[BEGIN Data for processing]
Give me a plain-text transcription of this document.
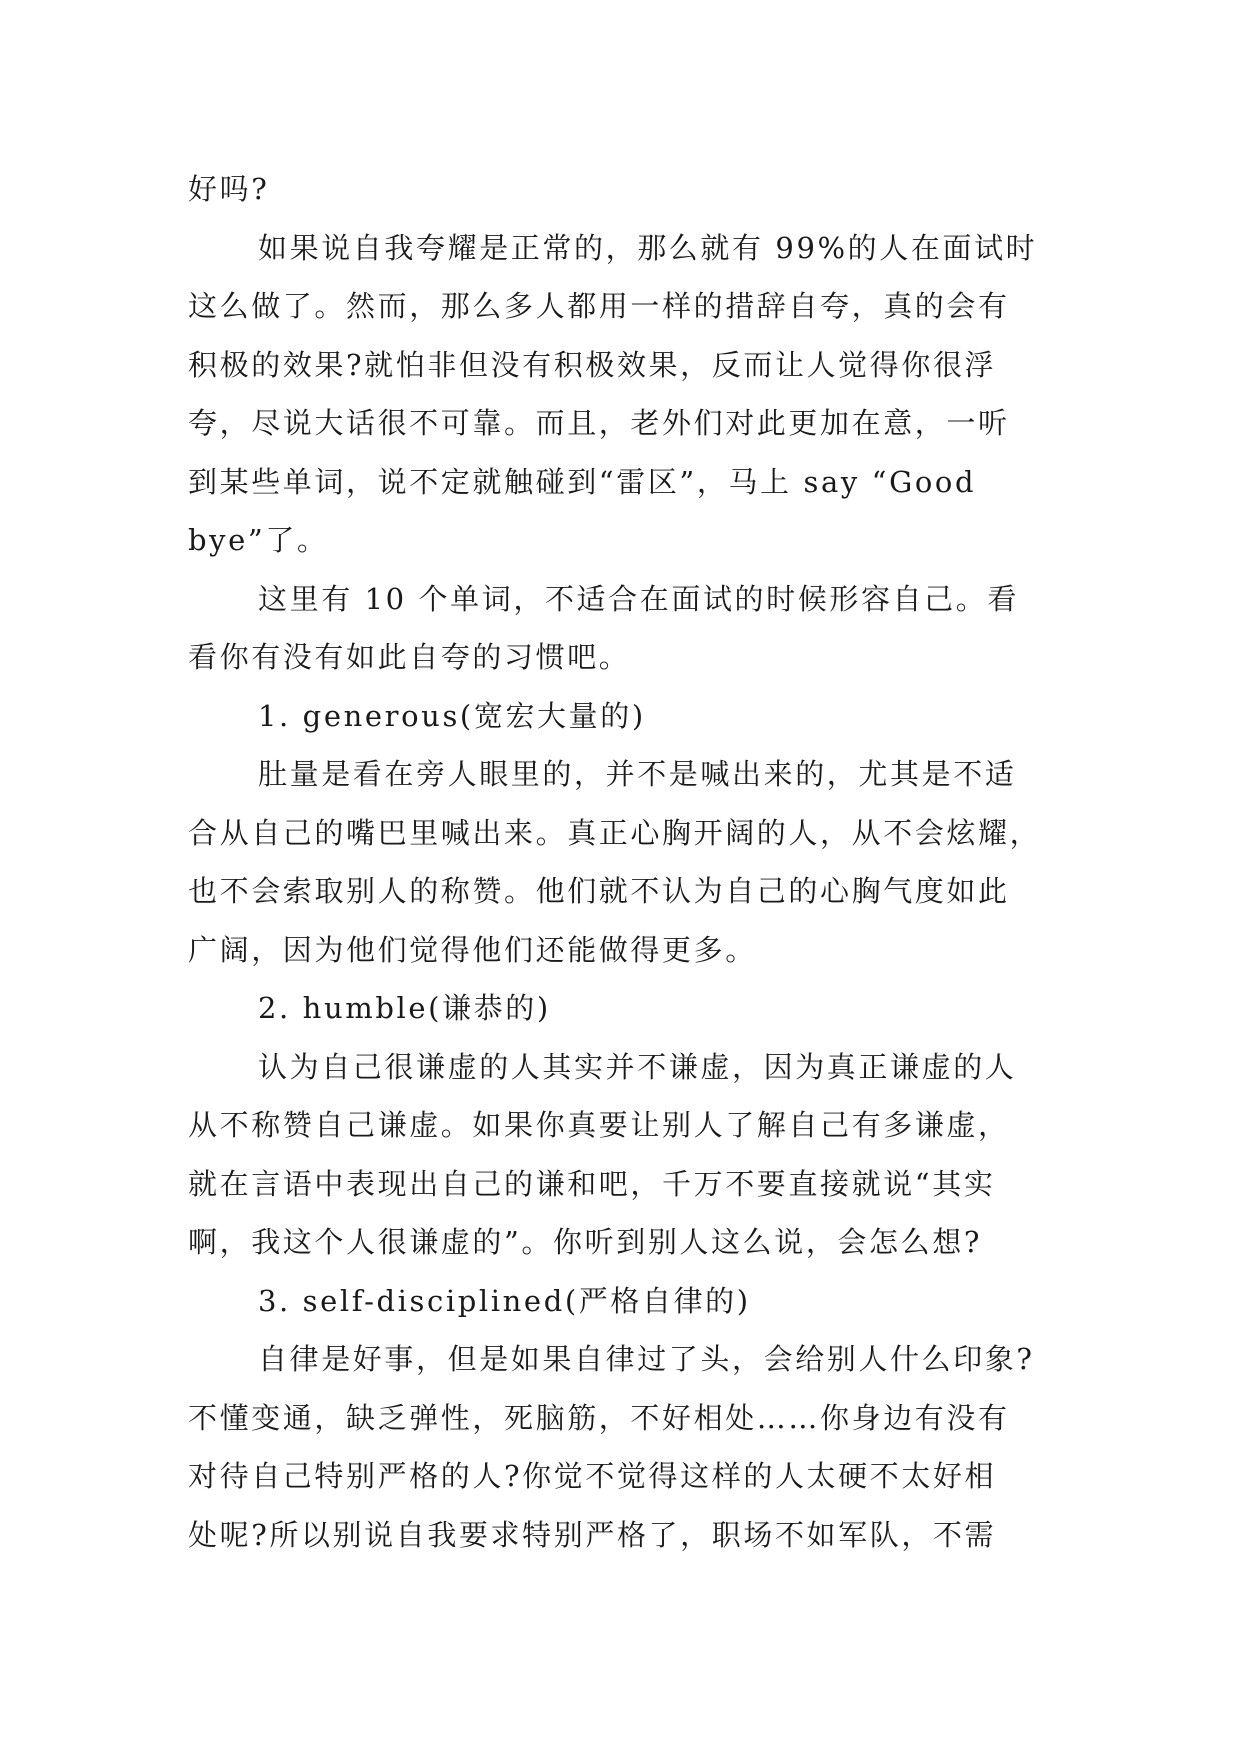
好吗?
如果说自我夸耀是正常的，那么就有 99%的人在面试时
这么做了。然而，那么多人都用一样的措辞自夸，真的会有
积极的效果?就怕非但没有积极效果，反而让人觉得你很浮
夸，尽说大话很不可靠。而且，老外们对此更加在意，一听
到某些单词，说不定就触碰到“雷区”，马上 say “Good
bye”了。
这里有 10 个单词，不适合在面试的时候形容自己。看
看你有没有如此自夸的习惯吧。
1. generous(宽宏大量的)
肚量是看在旁人眼里的，并不是喊出来的，尤其是不适
合从自己的嘴巴里喊出来。真正心胸开阔的人，从不会炫耀，
也不会索取别人的称赞。他们就不认为自己的心胸气度如此
广阔，因为他们觉得他们还能做得更多。
2. humble(谦恭的)
认为自己很谦虚的人其实并不谦虚，因为真正谦虚的人
从不称赞自己谦虚。如果你真要让别人了解自己有多谦虚，
就在言语中表现出自己的谦和吧，千万不要直接就说“其实
啊，我这个人很谦虚的”。你听到别人这么说，会怎么想?
3. self-disciplined(严格自律的)
自律是好事，但是如果自律过了头，会给别人什么印象?
不懂变通，缺乏弹性，死脑筋，不好相处……你身边有没有
对待自己特别严格的人?你觉不觉得这样的人太硬不太好相
处呢?所以别说自我要求特别严格了，职场不如军队，不需
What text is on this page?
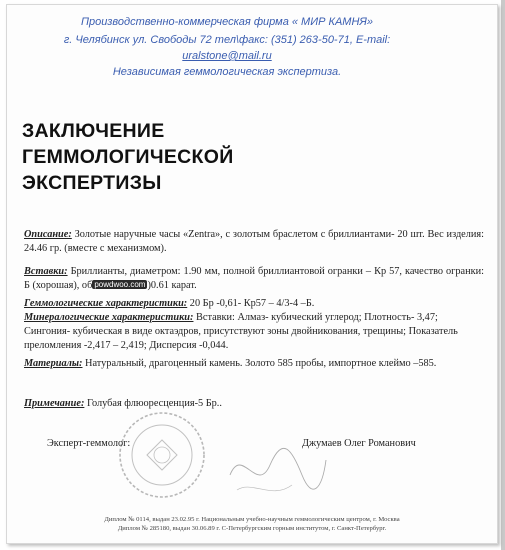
Производственно-коммерческая фирма « МИР КАМНЯ»
г. Челябинск ул. Свободы 72 тел\факс: (351) 263-50-71, E-mail:
uralstone@mail.ru
Независимая геммологическая экспертиза.
ЗАКЛЮЧЕНИЕ
ГЕММОЛОГИЧЕСКОЙ
ЭКСПЕРТИЗЫ
Описание: Золотые наручные часы «Zentra», с золотым браслетом с бриллиантами- 20 шт. Вес изделия: 24.46 гр. (вместе с механизмом).
Вставки: Бриллианты, диаметром: 1.90 мм, полной бриллиантовой огранки – Кр 57, качество огранки: Б (хорошая), об powdwoo.com )0.61 карат.
Геммологические характеристики: 20 Бр -0,61- Кр57 – 4/3-4 –Б.
Минералогические характеристики: Вставки: Алмаз- кубический углерод; Плотность- 3,47; Сингония- кубическая в виде октаэдров, присутствуют зоны двойникования, трещины; Показатель преломления -2,417 – 2,419; Дисперсия -0,044.
Материалы: Натуральный, драгоценный камень. Золото 585 пробы, импортное клеймо –585.
Примечание: Голубая флюоресценция-5 Бр..
Эксперт-геммолог:	Джумаев Олег Романович
Диплом № 0114, выдан 23.02.95 г. Национальным учебно-научным геммологическим центром, г. Москва
Диплом № 285180, выдан 30.06.89 г. С-Петербургским горным институтом, г. Санкт-Петербург.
[END Data for processing]
## Request
Take the data above and repeat it exactly, leaving each picture out.

## The response
Give me a plain-text transcription of this document.
好吗?
如果说自我夸耀是正常的，那么就有 99%的人在面试时
这么做了。然而，那么多人都用一样的措辞自夸，真的会有
积极的效果?就怕非但没有积极效果，反而让人觉得你很浮
夸，尽说大话很不可靠。而且，老外们对此更加在意，一听
到某些单词，说不定就触碰到“雷区”，马上 say “Good
bye”了。
这里有 10 个单词，不适合在面试的时候形容自己。看
看你有没有如此自夸的习惯吧。
1. generous(宽宏大量的)
肚量是看在旁人眼里的，并不是喊出来的，尤其是不适
合从自己的嘴巴里喊出来。真正心胸开阔的人，从不会炫耀，
也不会索取别人的称赞。他们就不认为自己的心胸气度如此
广阔，因为他们觉得他们还能做得更多。
2. humble(谦恭的)
认为自己很谦虚的人其实并不谦虚，因为真正谦虚的人
从不称赞自己谦虚。如果你真要让别人了解自己有多谦虚，
就在言语中表现出自己的谦和吧，千万不要直接就说“其实
啊，我这个人很谦虚的”。你听到别人这么说，会怎么想?
3. self-disciplined(严格自律的)
自律是好事，但是如果自律过了头，会给别人什么印象?
不懂变通，缺乏弹性，死脑筋，不好相处……你身边有没有
对待自己特别严格的人?你觉不觉得这样的人太硬不太好相
处呢?所以别说自我要求特别严格了，职场不如军队，不需
What text is on this page?
Производственно-коммерческая фирма « МИР КАМНЯ»
г. Челябинск ул. Свободы 72 тел\факс: (351) 263-50-71, E-mail:
uralstone@mail.ru
Независимая геммологическая экспертиза.
ЗАКЛЮЧЕНИЕ
ГЕММОЛОГИЧЕСКОЙ
ЭКСПЕРТИЗЫ
Описание: Золотые наручные часы «Zentra», с золотым браслетом с бриллиантами- 20 шт. Вес изделия: 24.46 гр. (вместе с механизмом).
Вставки: Бриллианты, диаметром: 1.90 мм, полной бриллиантовой огранки – Кр 57, качество огранки: Б (хорошая), об powdwoo.com )0.61 карат.
Геммологические характеристики: 20 Бр -0,61- Кр57 – 4/3-4 –Б.
Минералогические характеристики: Вставки: Алмаз- кубический углерод; Плотность- 3,47; Сингония- кубическая в виде октаэдров, присутствуют зоны двойникования, трещины; Показатель преломления -2,417 – 2,419; Дисперсия -0,044.
Материалы: Натуральный, драгоценный камень. Золото 585 пробы, импортное клеймо –585.
Примечание: Голубая флюоресценция-5 Бр..
Эксперт-геммолог:	Джумаев Олег Романович
Диплом № 0114, выдан 23.02.95 г. Национальным учебно-научным геммологическим центром, г. Москва
Диплом № 285180, выдан 30.06.89 г. С-Петербургским горным институтом, г. Санкт-Петербург.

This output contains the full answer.